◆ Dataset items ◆
* * * * * * * * *

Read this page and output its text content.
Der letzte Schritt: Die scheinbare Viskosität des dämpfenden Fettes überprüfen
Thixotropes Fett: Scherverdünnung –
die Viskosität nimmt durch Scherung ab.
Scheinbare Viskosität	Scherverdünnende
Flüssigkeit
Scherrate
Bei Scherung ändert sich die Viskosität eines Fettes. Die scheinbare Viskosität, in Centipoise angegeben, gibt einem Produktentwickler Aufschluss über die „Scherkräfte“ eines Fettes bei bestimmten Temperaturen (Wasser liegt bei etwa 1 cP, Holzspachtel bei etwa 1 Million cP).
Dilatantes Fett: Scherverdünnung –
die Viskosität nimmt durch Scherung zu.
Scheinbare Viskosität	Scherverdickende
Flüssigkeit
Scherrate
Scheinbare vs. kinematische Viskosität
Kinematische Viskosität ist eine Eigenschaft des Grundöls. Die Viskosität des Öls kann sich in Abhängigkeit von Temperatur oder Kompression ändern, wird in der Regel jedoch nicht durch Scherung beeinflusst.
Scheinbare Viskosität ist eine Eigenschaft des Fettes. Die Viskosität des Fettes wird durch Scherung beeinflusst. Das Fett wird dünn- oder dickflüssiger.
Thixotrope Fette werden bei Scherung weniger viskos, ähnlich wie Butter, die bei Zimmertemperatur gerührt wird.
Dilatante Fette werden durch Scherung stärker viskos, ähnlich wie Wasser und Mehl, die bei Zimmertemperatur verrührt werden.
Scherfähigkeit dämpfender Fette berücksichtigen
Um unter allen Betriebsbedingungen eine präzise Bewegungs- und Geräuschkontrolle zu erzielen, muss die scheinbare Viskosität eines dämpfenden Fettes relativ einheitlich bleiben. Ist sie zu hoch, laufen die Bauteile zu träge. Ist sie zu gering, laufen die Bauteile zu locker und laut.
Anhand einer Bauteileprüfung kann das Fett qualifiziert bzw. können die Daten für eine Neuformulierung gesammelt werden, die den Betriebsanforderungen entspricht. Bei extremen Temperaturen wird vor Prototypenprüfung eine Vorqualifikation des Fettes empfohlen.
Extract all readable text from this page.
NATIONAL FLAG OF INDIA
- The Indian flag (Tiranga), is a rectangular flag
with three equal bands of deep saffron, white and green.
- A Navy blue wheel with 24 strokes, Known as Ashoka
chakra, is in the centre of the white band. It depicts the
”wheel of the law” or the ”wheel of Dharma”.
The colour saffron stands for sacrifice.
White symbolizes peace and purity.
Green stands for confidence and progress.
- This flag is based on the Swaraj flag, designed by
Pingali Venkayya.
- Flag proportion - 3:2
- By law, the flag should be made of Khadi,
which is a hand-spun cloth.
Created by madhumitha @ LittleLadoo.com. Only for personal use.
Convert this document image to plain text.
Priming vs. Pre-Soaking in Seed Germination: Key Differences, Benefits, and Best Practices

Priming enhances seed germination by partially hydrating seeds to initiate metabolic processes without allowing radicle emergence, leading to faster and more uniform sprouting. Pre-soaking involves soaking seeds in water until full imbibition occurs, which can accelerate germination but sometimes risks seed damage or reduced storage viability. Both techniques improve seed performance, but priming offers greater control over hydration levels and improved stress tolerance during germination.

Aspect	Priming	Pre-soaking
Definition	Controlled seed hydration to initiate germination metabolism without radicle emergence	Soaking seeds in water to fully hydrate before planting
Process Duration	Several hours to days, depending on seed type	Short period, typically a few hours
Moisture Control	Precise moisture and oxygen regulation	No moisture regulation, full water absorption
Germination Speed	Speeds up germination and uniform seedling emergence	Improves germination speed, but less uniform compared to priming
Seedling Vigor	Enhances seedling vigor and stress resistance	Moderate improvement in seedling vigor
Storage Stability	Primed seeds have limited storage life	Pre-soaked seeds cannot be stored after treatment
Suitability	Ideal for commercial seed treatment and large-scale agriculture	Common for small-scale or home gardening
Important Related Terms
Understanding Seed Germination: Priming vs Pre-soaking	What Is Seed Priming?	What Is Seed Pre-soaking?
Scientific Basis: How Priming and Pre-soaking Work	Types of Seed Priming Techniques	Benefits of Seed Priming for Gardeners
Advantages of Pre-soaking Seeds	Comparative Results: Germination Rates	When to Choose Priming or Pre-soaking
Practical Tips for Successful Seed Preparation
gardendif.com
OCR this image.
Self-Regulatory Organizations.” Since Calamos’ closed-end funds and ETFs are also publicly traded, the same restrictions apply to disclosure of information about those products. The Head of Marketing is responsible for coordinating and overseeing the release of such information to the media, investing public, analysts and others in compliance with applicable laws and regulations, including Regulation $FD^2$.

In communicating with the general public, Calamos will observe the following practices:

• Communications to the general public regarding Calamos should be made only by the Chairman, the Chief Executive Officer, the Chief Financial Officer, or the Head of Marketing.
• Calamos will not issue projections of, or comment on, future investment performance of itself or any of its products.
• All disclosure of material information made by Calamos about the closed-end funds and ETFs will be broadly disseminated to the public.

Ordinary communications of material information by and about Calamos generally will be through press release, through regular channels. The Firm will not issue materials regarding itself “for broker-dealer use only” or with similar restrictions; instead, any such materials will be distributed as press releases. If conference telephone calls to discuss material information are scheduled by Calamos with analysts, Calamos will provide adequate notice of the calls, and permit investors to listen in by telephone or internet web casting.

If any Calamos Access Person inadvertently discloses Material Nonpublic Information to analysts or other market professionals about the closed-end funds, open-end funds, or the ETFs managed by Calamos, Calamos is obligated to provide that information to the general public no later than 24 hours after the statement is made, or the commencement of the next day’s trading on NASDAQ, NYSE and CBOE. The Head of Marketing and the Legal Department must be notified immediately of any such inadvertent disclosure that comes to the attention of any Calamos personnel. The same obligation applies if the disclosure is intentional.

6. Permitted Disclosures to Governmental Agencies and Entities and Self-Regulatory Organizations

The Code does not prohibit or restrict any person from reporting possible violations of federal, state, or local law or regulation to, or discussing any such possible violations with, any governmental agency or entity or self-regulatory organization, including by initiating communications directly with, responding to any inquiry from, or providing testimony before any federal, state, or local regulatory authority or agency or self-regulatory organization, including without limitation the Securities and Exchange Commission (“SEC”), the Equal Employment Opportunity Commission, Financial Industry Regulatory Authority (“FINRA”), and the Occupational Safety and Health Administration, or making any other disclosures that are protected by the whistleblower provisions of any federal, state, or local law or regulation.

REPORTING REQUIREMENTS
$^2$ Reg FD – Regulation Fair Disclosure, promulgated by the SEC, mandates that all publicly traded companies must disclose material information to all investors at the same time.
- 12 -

* * * * * * * * *

◆ Stated problem ◆
Please give back all of the records exactly as written.

◆ Expected answer ◆
Read this page and output its text content.
Der letzte Schritt: Die scheinbare Viskosität des dämpfenden Fettes überprüfen
Thixotropes Fett: Scherverdünnung –
die Viskosität nimmt durch Scherung ab.
Scheinbare Viskosität	Scherverdünnende
Flüssigkeit
Scherrate
Bei Scherung ändert sich die Viskosität eines Fettes. Die scheinbare Viskosität, in Centipoise angegeben, gibt einem Produktentwickler Aufschluss über die „Scherkräfte“ eines Fettes bei bestimmten Temperaturen (Wasser liegt bei etwa 1 cP, Holzspachtel bei etwa 1 Million cP).
Dilatantes Fett: Scherverdünnung –
die Viskosität nimmt durch Scherung zu.
Scheinbare Viskosität	Scherverdickende
Flüssigkeit
Scherrate
Scheinbare vs. kinematische Viskosität
Kinematische Viskosität ist eine Eigenschaft des Grundöls. Die Viskosität des Öls kann sich in Abhängigkeit von Temperatur oder Kompression ändern, wird in der Regel jedoch nicht durch Scherung beeinflusst.
Scheinbare Viskosität ist eine Eigenschaft des Fettes. Die Viskosität des Fettes wird durch Scherung beeinflusst. Das Fett wird dünn- oder dickflüssiger.
Thixotrope Fette werden bei Scherung weniger viskos, ähnlich wie Butter, die bei Zimmertemperatur gerührt wird.
Dilatante Fette werden durch Scherung stärker viskos, ähnlich wie Wasser und Mehl, die bei Zimmertemperatur verrührt werden.
Scherfähigkeit dämpfender Fette berücksichtigen
Um unter allen Betriebsbedingungen eine präzise Bewegungs- und Geräuschkontrolle zu erzielen, muss die scheinbare Viskosität eines dämpfenden Fettes relativ einheitlich bleiben. Ist sie zu hoch, laufen die Bauteile zu träge. Ist sie zu gering, laufen die Bauteile zu locker und laut.
Anhand einer Bauteileprüfung kann das Fett qualifiziert bzw. können die Daten für eine Neuformulierung gesammelt werden, die den Betriebsanforderungen entspricht. Bei extremen Temperaturen wird vor Prototypenprüfung eine Vorqualifikation des Fettes empfohlen.
Extract all readable text from this page.
NATIONAL FLAG OF INDIA
- The Indian flag (Tiranga), is a rectangular flag
with three equal bands of deep saffron, white and green.
- A Navy blue wheel with 24 strokes, Known as Ashoka
chakra, is in the centre of the white band. It depicts the
”wheel of the law” or the ”wheel of Dharma”.
The colour saffron stands for sacrifice.
White symbolizes peace and purity.
Green stands for confidence and progress.
- This flag is based on the Swaraj flag, designed by
Pingali Venkayya.
- Flag proportion - 3:2
- By law, the flag should be made of Khadi,
which is a hand-spun cloth.
Created by madhumitha @ LittleLadoo.com. Only for personal use.
Convert this document image to plain text.
Priming vs. Pre-Soaking in Seed Germination: Key Differences, Benefits, and Best Practices

Priming enhances seed germination by partially hydrating seeds to initiate metabolic processes without allowing radicle emergence, leading to faster and more uniform sprouting. Pre-soaking involves soaking seeds in water until full imbibition occurs, which can accelerate germination but sometimes risks seed damage or reduced storage viability. Both techniques improve seed performance, but priming offers greater control over hydration levels and improved stress tolerance during germination.

Aspect	Priming	Pre-soaking
Definition	Controlled seed hydration to initiate germination metabolism without radicle emergence	Soaking seeds in water to fully hydrate before planting
Process Duration	Several hours to days, depending on seed type	Short period, typically a few hours
Moisture Control	Precise moisture and oxygen regulation	No moisture regulation, full water absorption
Germination Speed	Speeds up germination and uniform seedling emergence	Improves germination speed, but less uniform compared to priming
Seedling Vigor	Enhances seedling vigor and stress resistance	Moderate improvement in seedling vigor
Storage Stability	Primed seeds have limited storage life	Pre-soaked seeds cannot be stored after treatment
Suitability	Ideal for commercial seed treatment and large-scale agriculture	Common for small-scale or home gardening
Important Related Terms
Understanding Seed Germination: Priming vs Pre-soaking	What Is Seed Priming?	What Is Seed Pre-soaking?
Scientific Basis: How Priming and Pre-soaking Work	Types of Seed Priming Techniques	Benefits of Seed Priming for Gardeners
Advantages of Pre-soaking Seeds	Comparative Results: Germination Rates	When to Choose Priming or Pre-soaking
Practical Tips for Successful Seed Preparation
gardendif.com
OCR this image.
Self-Regulatory Organizations.” Since Calamos’ closed-end funds and ETFs are also publicly traded, the same restrictions apply to disclosure of information about those products. The Head of Marketing is responsible for coordinating and overseeing the release of such information to the media, investing public, analysts and others in compliance with applicable laws and regulations, including Regulation $FD^2$.

In communicating with the general public, Calamos will observe the following practices:

• Communications to the general public regarding Calamos should be made only by the Chairman, the Chief Executive Officer, the Chief Financial Officer, or the Head of Marketing.
• Calamos will not issue projections of, or comment on, future investment performance of itself or any of its products.
• All disclosure of material information made by Calamos about the closed-end funds and ETFs will be broadly disseminated to the public.

Ordinary communications of material information by and about Calamos generally will be through press release, through regular channels. The Firm will not issue materials regarding itself “for broker-dealer use only” or with similar restrictions; instead, any such materials will be distributed as press releases. If conference telephone calls to discuss material information are scheduled by Calamos with analysts, Calamos will provide adequate notice of the calls, and permit investors to listen in by telephone or internet web casting.

If any Calamos Access Person inadvertently discloses Material Nonpublic Information to analysts or other market professionals about the closed-end funds, open-end funds, or the ETFs managed by Calamos, Calamos is obligated to provide that information to the general public no later than 24 hours after the statement is made, or the commencement of the next day’s trading on NASDAQ, NYSE and CBOE. The Head of Marketing and the Legal Department must be notified immediately of any such inadvertent disclosure that comes to the attention of any Calamos personnel. The same obligation applies if the disclosure is intentional.

6. Permitted Disclosures to Governmental Agencies and Entities and Self-Regulatory Organizations

The Code does not prohibit or restrict any person from reporting possible violations of federal, state, or local law or regulation to, or discussing any such possible violations with, any governmental agency or entity or self-regulatory organization, including by initiating communications directly with, responding to any inquiry from, or providing testimony before any federal, state, or local regulatory authority or agency or self-regulatory organization, including without limitation the Securities and Exchange Commission (“SEC”), the Equal Employment Opportunity Commission, Financial Industry Regulatory Authority (“FINRA”), and the Occupational Safety and Health Administration, or making any other disclosures that are protected by the whistleblower provisions of any federal, state, or local law or regulation.

REPORTING REQUIREMENTS
$^2$ Reg FD – Regulation Fair Disclosure, promulgated by the SEC, mandates that all publicly traded companies must disclose material information to all investors at the same time.
- 12 -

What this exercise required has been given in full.